::: TEXTAUSZUG :::

ZHB saniert und spart – der Direktor im Interview

«Uns trifft es happig, das ist nicht lustig»

Ulrich Niederer, der Direktor der ZHB, im leeren Magazintrakt. Hier wird nach der Sanierung eine Galerie mit Arbeitsplätzen entstehen.

(Bild: lru)

Jetzt wird Erweiterung der Zentral- und Hochschulbibliothek Luzern (ZHB) endlich umgesetzt. Im Interview sagt Direktor Ulrich Niederer, worauf er sich in der neuen Bibliothek besonders freut, aber auch, wie die ZHB unter Sparpaketen ächzt. Und er verrät, wohin die Bibliothek während der Sanierung zieht.

Das Direktoren-Büro befindet sich im zweiten Stock des ZHB-Verwaltungstraktes. Insgesamt 18 hohe Papierstapel zähle ich, überall verteilt im Raum. Man möge ihn doch bitte nicht im Büro fotografieren, meint Direktor Ulrich Niederer, «sonst denken die Leute, ich sei ein Chaot». Ist er keiner? «Überhaupt nicht.» Sein Grinsen sagt etwas anderes.

Ursprünglich stammt Ulrich Niederer aus Lutzenberg AR. Der langjährige Direktor der Zentral- und Hochschulbibliothek Luzern (ZHB) spricht aber Basler Dialekt. Dieses Überbleibsel aus seiner Zeit an der dortigen Uni passt zu Niederer, Bildungsbürger alter Schule. Er streut lateinische Redewendungen in seine Rede, seine Antworten lassen Freude an der Sprache durchblicken. Und Niederer trägt bei der Arbeit handgestrickte Socken und Birkenstock-Finken Mephisto-Sandalen. Als seine Stelle ausgeschrieben war, erzählt Niederer, sei der «Arbeitsort im Park» in der Stellenausschreibung angepriesen worden.

zentralplus: Ulrich Niederer, hatten Sie in den letzten Jahren oft Angst um diesen Arbeitsort im Park?

Ulrich Niederer: Nein. Auch nicht bei der Volksabstimmung über die Erhaltung des Gebäudes 2014. Es gab eine Phase, als der Park ein wichtiger Teil der Drogen- und Alkoholszene war. Das war für uns schwierig, weil unsere Eingangstreppe ein Aufenthaltsort war. Die Leute in dieser Szene haben ein anderes Verständnis, wie ein Alltag auszusehen hat, als die Leute, die in die Bibliothek kommen.

:::

**ZU ERLEDIGEN**
Kannst du das Interview mit ZHB-Direktor Ulrich Niederer im Anschluss an seine letzte Antwort aufgreifen und weiterführen?

::: VORLIEGENDE DATENSÄTZE :::

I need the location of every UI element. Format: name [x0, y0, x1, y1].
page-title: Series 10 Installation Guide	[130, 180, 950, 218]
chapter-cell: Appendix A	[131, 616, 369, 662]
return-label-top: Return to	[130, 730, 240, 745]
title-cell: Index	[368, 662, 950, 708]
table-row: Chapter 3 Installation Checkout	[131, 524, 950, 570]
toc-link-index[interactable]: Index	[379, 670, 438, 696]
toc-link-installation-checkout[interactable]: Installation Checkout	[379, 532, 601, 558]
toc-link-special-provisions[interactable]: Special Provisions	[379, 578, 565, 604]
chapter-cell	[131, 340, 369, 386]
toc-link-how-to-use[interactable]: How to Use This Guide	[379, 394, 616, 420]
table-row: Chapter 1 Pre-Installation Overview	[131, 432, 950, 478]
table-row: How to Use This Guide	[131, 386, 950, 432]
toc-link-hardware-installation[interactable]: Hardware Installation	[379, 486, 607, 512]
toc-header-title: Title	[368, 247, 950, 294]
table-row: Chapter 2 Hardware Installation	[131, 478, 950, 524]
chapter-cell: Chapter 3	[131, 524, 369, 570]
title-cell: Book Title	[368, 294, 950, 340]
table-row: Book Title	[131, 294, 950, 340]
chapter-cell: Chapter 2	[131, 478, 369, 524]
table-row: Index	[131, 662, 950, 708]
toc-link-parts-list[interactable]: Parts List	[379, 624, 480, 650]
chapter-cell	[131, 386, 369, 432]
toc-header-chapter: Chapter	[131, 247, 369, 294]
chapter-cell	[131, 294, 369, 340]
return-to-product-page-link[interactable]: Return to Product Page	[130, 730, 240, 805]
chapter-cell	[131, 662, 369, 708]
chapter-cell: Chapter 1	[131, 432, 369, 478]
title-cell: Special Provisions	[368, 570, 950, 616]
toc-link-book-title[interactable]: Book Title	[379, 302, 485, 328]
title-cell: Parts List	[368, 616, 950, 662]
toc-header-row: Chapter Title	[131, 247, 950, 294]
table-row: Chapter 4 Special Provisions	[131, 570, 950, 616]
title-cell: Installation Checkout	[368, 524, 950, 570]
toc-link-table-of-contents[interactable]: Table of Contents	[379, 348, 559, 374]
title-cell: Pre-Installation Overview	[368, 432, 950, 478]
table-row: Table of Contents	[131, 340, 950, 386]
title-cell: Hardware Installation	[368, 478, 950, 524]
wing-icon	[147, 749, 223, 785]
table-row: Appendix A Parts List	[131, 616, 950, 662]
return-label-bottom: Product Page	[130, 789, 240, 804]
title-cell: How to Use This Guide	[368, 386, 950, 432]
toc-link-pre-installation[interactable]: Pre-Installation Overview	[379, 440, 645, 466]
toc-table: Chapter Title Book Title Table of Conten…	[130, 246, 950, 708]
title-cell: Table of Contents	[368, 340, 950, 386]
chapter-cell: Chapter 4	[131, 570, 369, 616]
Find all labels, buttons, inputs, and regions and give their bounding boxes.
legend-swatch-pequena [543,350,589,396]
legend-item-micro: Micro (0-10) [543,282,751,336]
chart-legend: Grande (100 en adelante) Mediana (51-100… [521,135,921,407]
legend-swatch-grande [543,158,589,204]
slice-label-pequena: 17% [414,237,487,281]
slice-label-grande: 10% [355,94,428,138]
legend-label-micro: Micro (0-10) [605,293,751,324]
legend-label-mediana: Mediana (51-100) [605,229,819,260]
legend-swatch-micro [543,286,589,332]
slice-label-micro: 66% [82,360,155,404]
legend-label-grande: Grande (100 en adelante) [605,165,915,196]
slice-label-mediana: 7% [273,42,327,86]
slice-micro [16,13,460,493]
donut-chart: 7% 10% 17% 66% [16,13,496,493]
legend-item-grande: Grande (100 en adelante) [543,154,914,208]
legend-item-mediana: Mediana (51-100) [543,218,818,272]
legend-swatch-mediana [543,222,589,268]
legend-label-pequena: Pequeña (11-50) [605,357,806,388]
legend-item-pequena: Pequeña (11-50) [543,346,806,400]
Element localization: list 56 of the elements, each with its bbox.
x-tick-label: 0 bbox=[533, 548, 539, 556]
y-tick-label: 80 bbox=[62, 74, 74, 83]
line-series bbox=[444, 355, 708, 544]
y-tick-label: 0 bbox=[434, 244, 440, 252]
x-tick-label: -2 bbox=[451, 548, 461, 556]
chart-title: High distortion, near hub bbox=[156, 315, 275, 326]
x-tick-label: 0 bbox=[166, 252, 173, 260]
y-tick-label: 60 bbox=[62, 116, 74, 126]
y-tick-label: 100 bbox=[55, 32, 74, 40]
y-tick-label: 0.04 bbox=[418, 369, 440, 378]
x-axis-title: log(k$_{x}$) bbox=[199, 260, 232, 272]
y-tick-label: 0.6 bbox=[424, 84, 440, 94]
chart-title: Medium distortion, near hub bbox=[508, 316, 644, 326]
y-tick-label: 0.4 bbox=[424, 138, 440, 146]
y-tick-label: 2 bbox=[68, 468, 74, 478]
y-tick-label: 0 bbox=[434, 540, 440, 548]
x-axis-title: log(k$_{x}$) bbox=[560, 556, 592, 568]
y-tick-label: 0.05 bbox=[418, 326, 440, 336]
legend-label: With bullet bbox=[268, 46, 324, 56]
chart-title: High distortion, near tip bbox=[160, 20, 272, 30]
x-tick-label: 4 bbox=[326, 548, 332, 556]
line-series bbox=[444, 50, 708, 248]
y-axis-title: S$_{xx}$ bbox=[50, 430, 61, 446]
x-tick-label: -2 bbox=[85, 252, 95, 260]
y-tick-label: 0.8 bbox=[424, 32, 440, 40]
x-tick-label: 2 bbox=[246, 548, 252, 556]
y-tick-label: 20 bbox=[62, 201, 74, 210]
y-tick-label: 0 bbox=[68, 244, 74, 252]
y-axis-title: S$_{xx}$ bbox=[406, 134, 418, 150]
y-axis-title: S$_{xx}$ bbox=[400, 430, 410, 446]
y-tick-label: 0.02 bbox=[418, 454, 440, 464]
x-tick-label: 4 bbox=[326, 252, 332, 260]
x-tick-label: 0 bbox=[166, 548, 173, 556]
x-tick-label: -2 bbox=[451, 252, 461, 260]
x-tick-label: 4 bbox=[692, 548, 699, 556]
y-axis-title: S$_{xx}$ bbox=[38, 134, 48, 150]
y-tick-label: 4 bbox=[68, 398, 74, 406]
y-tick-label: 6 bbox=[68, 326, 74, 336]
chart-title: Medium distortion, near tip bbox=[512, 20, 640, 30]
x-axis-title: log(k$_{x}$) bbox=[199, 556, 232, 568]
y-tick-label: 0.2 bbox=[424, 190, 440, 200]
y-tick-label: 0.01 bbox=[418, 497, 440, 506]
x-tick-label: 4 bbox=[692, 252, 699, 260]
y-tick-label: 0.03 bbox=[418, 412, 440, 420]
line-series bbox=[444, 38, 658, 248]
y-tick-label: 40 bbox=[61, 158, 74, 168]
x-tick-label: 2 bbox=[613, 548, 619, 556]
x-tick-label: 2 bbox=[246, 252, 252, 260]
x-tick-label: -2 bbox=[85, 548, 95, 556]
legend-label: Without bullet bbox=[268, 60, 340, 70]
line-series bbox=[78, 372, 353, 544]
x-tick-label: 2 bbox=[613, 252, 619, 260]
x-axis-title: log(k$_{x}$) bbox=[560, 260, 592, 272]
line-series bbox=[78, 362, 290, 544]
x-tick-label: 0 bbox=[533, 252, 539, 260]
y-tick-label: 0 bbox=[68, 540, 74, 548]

:::

**ERGEBNIS**
zentralplus: Die ZHB ist ja immer noch ein Quartiertreffpunkt. Menschen kommen wegen des Internets oder brauchen die Toilette.

«Wir finden keine Spritzen mehr in WC-Rollen und keine blutverschmierten Kabinen mehr.»

Niederer: Unsere Toiletten sind ja auch öffentlich für alle Parkbenutzer. Die Stadt finanziert eine zusätzliche Reinigung pro Tag. Und viele Probleme haben sich entschärft. Wir finden keine Spritzen mehr in WC-Rollen und keine blutverschmierten Kabinen mehr.

Das Telefon funktioniert noch, der Trakt ist seit 2011 gesperrt: Bei einem Erdbeben hätte das Gewicht der Bücher das Magazin zum Kippen bringen können.

Das Telefon funktioniert noch, der Trakt ist seit 2011 gesperrt: Bei einem Erdbeben hätte das Gewicht der Bücher das Magazin zum Kippen bringen können.

(Bild: lru)

zentralplus: Gibt es Leute mit Hausverbot?

Niederer: Ja. Das hatte aber stark mit der Drogenlandschaft zu tun. Und eine Zeit lang diente unsere Garderobe auch der Hehlerei: Jemand hat die Ware im Schliessfach deponiert, den Schlüssel jemand anderem übergeben und der hat es dann bei uns geholt. Unterdessen haben diese Probleme stark nachgelassen. Hausverbote sind inzwischen selten.

zentralplus: Kriegt man Hausverbot, wenn man Bücher klaut?

Niederer: Wenn wir jemanden auf frischer Tat ertappen, könnte es schon ein Hausverbot geben. Zuerst gäbe es wohl eine Verwarnung. Man kann aber auch eine Nutzungssperre kriegen. Etwa, wenn jemand zu hohe Gebühren auflaufen lässt und nicht bezahlt.

«Anders als die Polizei verdächtigt man uns nicht, mit Bussen unser Budget aufzupolieren.»

zentralplus: Geschieht das oft?

Niederer: Die Zahlungsmoral hat sich in den letzten Jahren eher verbessert. Die Mahngebühren gehen zurück. Anders als die Polizei verdächtigt man uns nicht, mit Bussen unser Budget aufzupolieren, unser Reglement ist ja fix. Dennoch ist dieser Erfolg für uns zwiespältig: Denn diese Einnahmen fehlen uns dann im Budget …

Arbeitsplätze im Keller – hier werden Bücher gebunden.

Arbeitsplätze im Keller – hier werden Bücher gebunden.

(Bild: lru)

zentralplus: Wenn ich richtig gerechnet habe, sind Sie jetzt seit 21 Jahren ZHB-Direktor.

Niederer: Sie haben richtig gerechnet.

zentralplus: Wie viele Bücher haben Sie selber ausgeliehen in dieser Zeit?

Niederer: Ich habe immer wieder Bücher ausgeliehen. Ich lese sehr gerne. Wenn Sie sich umschauen, sehen Sie in den Regalen hier viele Bücher mit Signaturen. Zum Teil haben sie einen Dauerstandort hier im Büro des Direktors. Und zum Teil sind sie ganz normal ausgeliehen. Und immer wieder muss ich runter an die Ausleihe, um zu zeigen, dass ich sie noch habe.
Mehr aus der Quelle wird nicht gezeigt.